• [WRITTEN INSTRUCTION 1]: Reproduce, word for word, the stretch of the forum thread on the missing personalization menu below that runs from "I got an Atlas" through "the Car Settings.".
• [WRITTEN INSTRUCTION 2]: Can you go on with the forum thread about the Atlas's missing personalization menu, picking up right after its last line?

# Missing personalization menu



## JoseO (Jan 5, 2021)

Hi everyone,

I got an Atlas 2021.5 SEL Premium with the new MIB3 infotainment system and I'm missing the driver personalization menu...
I see with OBDEleven that the Central Electrics (09) control unit has it enabled and also the Driver Seat (36) and the Air Conditioning (08). But it does not show up on the Car Settings.
I enabled the Developer Mode and looking at some of the Feature Flags, it seems it's not enabled (assuming I'm looking at the right feature flag):










Any idea how to enable it?
Thanks!


----------



## 2011CWGTI (Apr 16, 2011)

I’ve been trying to figure this out on my 21 tig and compare with 19 atlas. Personalization is enable but using different profile versions. I tried changing but no luck.

21 tig konto v2


----------



## JoseO (Jan 5, 2021)

Yes, the feature is enabled in the control units. What's missing is the menu on the MIB.
I actually was able to see the different profiles when enabling developer mode. It has to be some flag on the MIB. Will keep looking at it...


----------



## JoseO (Jan 5, 2021)

2011CWGTI said:


> I’ve been trying to figure this out on my 21 tig and compare with 19 atlas. Personalization is enable but using different profile versions. I tried changing but no luck.
> 
> 21 tig konto v2


Can you check on your 19 atlas what do you have on Central Electronics -> Adaptations -> Vehicle function list BAP -> infotainmentsetting-profile_0x50 and infotainmentsetting-profile_0x50_msg_bus?

I see the Personalization on the Service menu: New video by Jose Olcese


----------



## 2011CWGTI (Apr 16, 2011)

I found it in another area. Multimedia


----------



## JoseO (Jan 5, 2021)

2011CWGTI said:


> I found it in another area. Multimedia
> 
> View attachment 63069


Ok, I have the same values so that's not the one... Will keep searching


----------



## 2011CWGTI (Apr 16, 2011)

JoseO would it help to see an ODB11 backup of my 19 Atlas for differences?


----------



## JoseO (Jan 5, 2021)

2011CWGTI said:


> JoseO would it help to see an ODB11 backup of my 19 Atlas for differences?


Yes, absolutely!


----------



## 2011CWGTI (Apr 16, 2011)

I'll DM you shortly!


----------



## Si0 (Feb 4, 2021)

• [DATASET RECORDS]:
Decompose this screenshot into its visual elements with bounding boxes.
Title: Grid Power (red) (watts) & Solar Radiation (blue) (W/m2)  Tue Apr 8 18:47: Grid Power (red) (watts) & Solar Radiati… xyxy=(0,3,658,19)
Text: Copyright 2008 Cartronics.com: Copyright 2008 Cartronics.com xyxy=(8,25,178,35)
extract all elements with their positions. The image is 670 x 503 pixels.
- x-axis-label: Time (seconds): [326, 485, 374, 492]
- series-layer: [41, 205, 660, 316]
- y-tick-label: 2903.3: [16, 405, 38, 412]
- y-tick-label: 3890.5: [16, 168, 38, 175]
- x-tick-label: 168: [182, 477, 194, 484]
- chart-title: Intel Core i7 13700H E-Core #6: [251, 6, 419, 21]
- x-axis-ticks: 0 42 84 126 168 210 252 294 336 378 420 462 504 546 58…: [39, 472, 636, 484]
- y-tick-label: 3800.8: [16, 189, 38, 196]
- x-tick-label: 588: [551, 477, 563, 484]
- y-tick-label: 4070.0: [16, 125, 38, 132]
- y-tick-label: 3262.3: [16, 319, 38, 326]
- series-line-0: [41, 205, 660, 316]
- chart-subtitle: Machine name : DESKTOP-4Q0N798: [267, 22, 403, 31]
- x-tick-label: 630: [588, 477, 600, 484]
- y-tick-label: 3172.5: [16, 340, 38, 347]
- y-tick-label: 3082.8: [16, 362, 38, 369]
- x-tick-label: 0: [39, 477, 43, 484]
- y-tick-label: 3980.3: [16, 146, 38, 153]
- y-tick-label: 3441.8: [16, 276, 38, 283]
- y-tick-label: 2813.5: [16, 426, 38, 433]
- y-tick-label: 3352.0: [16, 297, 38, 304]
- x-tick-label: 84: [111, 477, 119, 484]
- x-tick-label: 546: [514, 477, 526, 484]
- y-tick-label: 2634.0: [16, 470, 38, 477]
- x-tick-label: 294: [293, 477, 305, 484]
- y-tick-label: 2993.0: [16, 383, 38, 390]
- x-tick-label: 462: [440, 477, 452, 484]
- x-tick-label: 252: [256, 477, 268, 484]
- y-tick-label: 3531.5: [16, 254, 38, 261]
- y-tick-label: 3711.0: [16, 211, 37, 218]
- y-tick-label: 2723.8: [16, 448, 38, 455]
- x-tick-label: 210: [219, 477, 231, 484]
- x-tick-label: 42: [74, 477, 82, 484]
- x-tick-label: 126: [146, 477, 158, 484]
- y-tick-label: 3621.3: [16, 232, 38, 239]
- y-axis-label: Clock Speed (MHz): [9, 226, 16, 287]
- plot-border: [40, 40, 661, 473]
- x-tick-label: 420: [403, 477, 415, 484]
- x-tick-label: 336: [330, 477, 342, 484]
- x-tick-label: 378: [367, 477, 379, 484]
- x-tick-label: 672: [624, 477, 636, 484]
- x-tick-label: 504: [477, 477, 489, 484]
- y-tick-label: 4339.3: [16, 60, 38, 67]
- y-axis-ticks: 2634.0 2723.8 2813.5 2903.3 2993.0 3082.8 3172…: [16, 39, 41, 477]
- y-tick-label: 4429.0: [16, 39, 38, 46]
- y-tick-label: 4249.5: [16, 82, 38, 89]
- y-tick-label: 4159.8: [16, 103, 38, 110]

• [RESULT 1]:
I got an Atlas 2021.5 SEL Premium with the new MIB3 infotainment system and I'm missing the driver personalization menu...
I see with OBDEleven that the Central Electrics (09) control unit has it enabled and also the Driver Seat (36) and the Air Conditioning (08). But it does not show up on the Car Settings.

• [RESULT 2]:
Did you guys have any luck or any additional info about this? I can't find much info on google or anywhere else. Just bought a 2021.5 SEL Rline and I have the same issue, no personalization mode. Which from what I see on youtube we should be able to control ambient lighting colors, input our names with our seat customizations, keyfob identification etc. I'm new to VW, only had it for 5 days.


----------



## warren18 (Feb 2, 2021)

I'm in the same boat... 2021.5 delivered Monday. No personalization menu. Help


----------



## stickfigure02 (Feb 21, 2006)

JoseO said:


> Yes, absolutely!


Did you guys figure this out? I just get 2021.5 SEL P and can’t figure this out.


----------



## stickfigure02 (Feb 21, 2006)

Just found this and will try when my wife gets back home.

Procedure Module: 09 (Central Electronics) Coding → Long Coding → Byte: 08 → Bit: 2 New value: enable

Coding → Long Coding → Byte: 11 → Bit: 4 New value: enable

Security Access → Code: 31347 Adaptation → Channel: Personalisierung - peronalisierung_active New value: active

Adaptation → Channel: Personalisierung - aktivierungsoption_im_HMI-menue_sichtbar New value: active

Adaptation → Channel: Personalisierung - Benutzerkontenverwaltung_in_HMI-menue_sichtbar New value: active

Adaptation → Channel: Personalisierung - Personalisierungfunktionen_in_HMI-menue_sichtbar New value: active

Adaptation → Channel: Personalisierung - Anzahl_Benutzenkontante New value: 4

Adaptation → Channel: Personalisierung - Automatische_Schluesselzuordnung New value: active

Module: 08 (Automatic heat, ventilation, air condition) Coding → Long Coding → Byte: 15 → Bit: 3 New value: enable

Module: 17 (Instruments Cluster) Coding → Long Coding → Byte: 10 → Bit: 0 New value: enable


----------



## 2011CWGTI (Apr 16, 2011)

Where did you find this from? Let us know how it goes!


----------



## alucinari (Mar 4, 2013)

stickfigure02 said:


> Just found this and will try when my wife gets back home.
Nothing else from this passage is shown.